* [Information given]
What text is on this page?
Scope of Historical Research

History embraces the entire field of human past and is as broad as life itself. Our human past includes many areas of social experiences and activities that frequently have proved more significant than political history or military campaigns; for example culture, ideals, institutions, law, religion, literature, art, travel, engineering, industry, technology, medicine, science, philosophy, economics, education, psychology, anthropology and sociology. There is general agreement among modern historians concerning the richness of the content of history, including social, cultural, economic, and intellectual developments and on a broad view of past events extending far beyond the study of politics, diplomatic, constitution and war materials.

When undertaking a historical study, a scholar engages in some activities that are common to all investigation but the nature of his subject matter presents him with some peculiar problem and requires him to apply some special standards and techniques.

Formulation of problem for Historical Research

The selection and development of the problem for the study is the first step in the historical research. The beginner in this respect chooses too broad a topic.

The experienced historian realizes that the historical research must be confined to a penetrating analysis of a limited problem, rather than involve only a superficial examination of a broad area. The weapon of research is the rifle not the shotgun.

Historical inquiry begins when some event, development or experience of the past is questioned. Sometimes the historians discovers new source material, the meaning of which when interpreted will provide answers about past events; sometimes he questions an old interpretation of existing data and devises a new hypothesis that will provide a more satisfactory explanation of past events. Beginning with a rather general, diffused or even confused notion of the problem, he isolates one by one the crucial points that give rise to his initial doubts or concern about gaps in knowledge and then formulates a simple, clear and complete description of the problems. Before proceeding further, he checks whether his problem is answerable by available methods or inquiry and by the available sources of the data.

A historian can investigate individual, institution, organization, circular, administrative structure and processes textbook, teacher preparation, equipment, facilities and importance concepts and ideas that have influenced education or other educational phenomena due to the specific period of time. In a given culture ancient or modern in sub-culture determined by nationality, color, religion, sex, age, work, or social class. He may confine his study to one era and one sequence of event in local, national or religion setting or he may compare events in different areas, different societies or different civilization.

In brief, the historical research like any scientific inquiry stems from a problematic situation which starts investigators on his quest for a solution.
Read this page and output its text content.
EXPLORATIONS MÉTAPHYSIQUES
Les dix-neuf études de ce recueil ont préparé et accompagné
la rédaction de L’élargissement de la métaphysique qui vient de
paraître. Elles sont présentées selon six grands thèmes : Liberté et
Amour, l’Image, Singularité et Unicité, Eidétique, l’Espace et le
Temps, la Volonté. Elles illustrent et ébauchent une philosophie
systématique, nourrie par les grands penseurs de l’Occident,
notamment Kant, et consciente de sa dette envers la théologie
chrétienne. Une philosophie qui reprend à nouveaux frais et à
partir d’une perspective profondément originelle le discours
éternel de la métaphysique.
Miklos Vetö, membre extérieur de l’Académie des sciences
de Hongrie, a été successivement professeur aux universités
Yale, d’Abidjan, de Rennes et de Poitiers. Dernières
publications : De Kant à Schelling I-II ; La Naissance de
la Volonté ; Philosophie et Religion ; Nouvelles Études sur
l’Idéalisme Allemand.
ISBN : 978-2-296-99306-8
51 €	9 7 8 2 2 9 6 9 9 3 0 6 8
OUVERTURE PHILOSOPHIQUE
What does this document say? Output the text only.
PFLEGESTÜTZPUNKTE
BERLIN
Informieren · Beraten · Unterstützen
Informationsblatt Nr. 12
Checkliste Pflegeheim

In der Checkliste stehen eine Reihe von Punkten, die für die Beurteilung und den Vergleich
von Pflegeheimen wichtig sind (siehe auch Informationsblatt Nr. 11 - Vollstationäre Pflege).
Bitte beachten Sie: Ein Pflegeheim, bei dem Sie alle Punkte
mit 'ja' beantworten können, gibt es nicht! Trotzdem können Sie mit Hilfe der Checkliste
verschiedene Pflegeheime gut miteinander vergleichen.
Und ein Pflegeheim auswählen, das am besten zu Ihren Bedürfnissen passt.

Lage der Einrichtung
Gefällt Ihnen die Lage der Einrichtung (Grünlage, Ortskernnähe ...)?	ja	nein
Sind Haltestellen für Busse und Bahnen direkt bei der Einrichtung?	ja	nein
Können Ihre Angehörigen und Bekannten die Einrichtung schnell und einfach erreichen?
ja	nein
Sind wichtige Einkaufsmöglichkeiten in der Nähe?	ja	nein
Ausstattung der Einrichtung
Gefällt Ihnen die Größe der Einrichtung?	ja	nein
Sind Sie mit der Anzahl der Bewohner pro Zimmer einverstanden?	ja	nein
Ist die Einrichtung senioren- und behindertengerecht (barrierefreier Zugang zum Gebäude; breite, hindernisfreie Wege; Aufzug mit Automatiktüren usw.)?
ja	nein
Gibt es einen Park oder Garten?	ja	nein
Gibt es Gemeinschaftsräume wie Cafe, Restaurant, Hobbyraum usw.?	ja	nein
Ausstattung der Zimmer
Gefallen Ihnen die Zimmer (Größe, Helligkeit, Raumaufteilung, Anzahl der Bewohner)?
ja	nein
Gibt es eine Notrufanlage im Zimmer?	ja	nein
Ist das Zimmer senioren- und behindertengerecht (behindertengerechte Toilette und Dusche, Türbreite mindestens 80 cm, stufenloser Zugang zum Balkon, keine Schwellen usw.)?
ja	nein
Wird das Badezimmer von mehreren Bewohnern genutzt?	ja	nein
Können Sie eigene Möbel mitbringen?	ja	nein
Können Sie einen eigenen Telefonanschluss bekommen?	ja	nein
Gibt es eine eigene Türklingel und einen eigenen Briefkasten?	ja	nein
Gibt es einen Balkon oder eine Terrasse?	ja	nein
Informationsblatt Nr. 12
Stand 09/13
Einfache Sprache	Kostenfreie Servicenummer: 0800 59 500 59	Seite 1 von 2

* [Your instructions] Copy every record exactly as presented.

* [Response to the task]
What text is on this page?
Scope of Historical Research

History embraces the entire field of human past and is as broad as life itself. Our human past includes many areas of social experiences and activities that frequently have proved more significant than political history or military campaigns; for example culture, ideals, institutions, law, religion, literature, art, travel, engineering, industry, technology, medicine, science, philosophy, economics, education, psychology, anthropology and sociology. There is general agreement among modern historians concerning the richness of the content of history, including social, cultural, economic, and intellectual developments and on a broad view of past events extending far beyond the study of politics, diplomatic, constitution and war materials.

When undertaking a historical study, a scholar engages in some activities that are common to all investigation but the nature of his subject matter presents him with some peculiar problem and requires him to apply some special standards and techniques.

Formulation of problem for Historical Research

The selection and development of the problem for the study is the first step in the historical research. The beginner in this respect chooses too broad a topic.

The experienced historian realizes that the historical research must be confined to a penetrating analysis of a limited problem, rather than involve only a superficial examination of a broad area. The weapon of research is the rifle not the shotgun.

Historical inquiry begins when some event, development or experience of the past is questioned. Sometimes the historians discovers new source material, the meaning of which when interpreted will provide answers about past events; sometimes he questions an old interpretation of existing data and devises a new hypothesis that will provide a more satisfactory explanation of past events. Beginning with a rather general, diffused or even confused notion of the problem, he isolates one by one the crucial points that give rise to his initial doubts or concern about gaps in knowledge and then formulates a simple, clear and complete description of the problems. Before proceeding further, he checks whether his problem is answerable by available methods or inquiry and by the available sources of the data.

A historian can investigate individual, institution, organization, circular, administrative structure and processes textbook, teacher preparation, equipment, facilities and importance concepts and ideas that have influenced education or other educational phenomena due to the specific period of time. In a given culture ancient or modern in sub-culture determined by nationality, color, religion, sex, age, work, or social class. He may confine his study to one era and one sequence of event in local, national or religion setting or he may compare events in different areas, different societies or different civilization.

In brief, the historical research like any scientific inquiry stems from a problematic situation which starts investigators on his quest for a solution.
Read this page and output its text content.
EXPLORATIONS MÉTAPHYSIQUES
Les dix-neuf études de ce recueil ont préparé et accompagné
la rédaction de L’élargissement de la métaphysique qui vient de
paraître. Elles sont présentées selon six grands thèmes : Liberté et
Amour, l’Image, Singularité et Unicité, Eidétique, l’Espace et le
Temps, la Volonté. Elles illustrent et ébauchent une philosophie
systématique, nourrie par les grands penseurs de l’Occident,
notamment Kant, et consciente de sa dette envers la théologie
chrétienne. Une philosophie qui reprend à nouveaux frais et à
partir d’une perspective profondément originelle le discours
éternel de la métaphysique.
Miklos Vetö, membre extérieur de l’Académie des sciences
de Hongrie, a été successivement professeur aux universités
Yale, d’Abidjan, de Rennes et de Poitiers. Dernières
publications : De Kant à Schelling I-II ; La Naissance de
la Volonté ; Philosophie et Religion ; Nouvelles Études sur
l’Idéalisme Allemand.
ISBN : 978-2-296-99306-8
51 €	9 7 8 2 2 9 6 9 9 3 0 6 8
OUVERTURE PHILOSOPHIQUE
What does this document say? Output the text only.
PFLEGESTÜTZPUNKTE
BERLIN
Informieren · Beraten · Unterstützen
Informationsblatt Nr. 12
Checkliste Pflegeheim

In der Checkliste stehen eine Reihe von Punkten, die für die Beurteilung und den Vergleich
von Pflegeheimen wichtig sind (siehe auch Informationsblatt Nr. 11 - Vollstationäre Pflege).
Bitte beachten Sie: Ein Pflegeheim, bei dem Sie alle Punkte
mit 'ja' beantworten können, gibt es nicht! Trotzdem können Sie mit Hilfe der Checkliste
verschiedene Pflegeheime gut miteinander vergleichen.
Und ein Pflegeheim auswählen, das am besten zu Ihren Bedürfnissen passt.

Lage der Einrichtung
Gefällt Ihnen die Lage der Einrichtung (Grünlage, Ortskernnähe ...)?	ja	nein
Sind Haltestellen für Busse und Bahnen direkt bei der Einrichtung?	ja	nein
Können Ihre Angehörigen und Bekannten die Einrichtung schnell und einfach erreichen?
ja	nein
Sind wichtige Einkaufsmöglichkeiten in der Nähe?	ja	nein
Ausstattung der Einrichtung
Gefällt Ihnen die Größe der Einrichtung?	ja	nein
Sind Sie mit der Anzahl der Bewohner pro Zimmer einverstanden?	ja	nein
Ist die Einrichtung senioren- und behindertengerecht (barrierefreier Zugang zum Gebäude; breite, hindernisfreie Wege; Aufzug mit Automatiktüren usw.)?
ja	nein
Gibt es einen Park oder Garten?	ja	nein
Gibt es Gemeinschaftsräume wie Cafe, Restaurant, Hobbyraum usw.?	ja	nein
Ausstattung der Zimmer
Gefallen Ihnen die Zimmer (Größe, Helligkeit, Raumaufteilung, Anzahl der Bewohner)?
ja	nein
Gibt es eine Notrufanlage im Zimmer?	ja	nein
Ist das Zimmer senioren- und behindertengerecht (behindertengerechte Toilette und Dusche, Türbreite mindestens 80 cm, stufenloser Zugang zum Balkon, keine Schwellen usw.)?
ja	nein
Wird das Badezimmer von mehreren Bewohnern genutzt?	ja	nein
Können Sie eigene Möbel mitbringen?	ja	nein
Können Sie einen eigenen Telefonanschluss bekommen?	ja	nein
Gibt es eine eigene Türklingel und einen eigenen Briefkasten?	ja	nein
Gibt es einen Balkon oder eine Terrasse?	ja	nein
Informationsblatt Nr. 12
Stand 09/13
Einfache Sprache	Kostenfreie Servicenummer: 0800 59 500 59	Seite 1 von 2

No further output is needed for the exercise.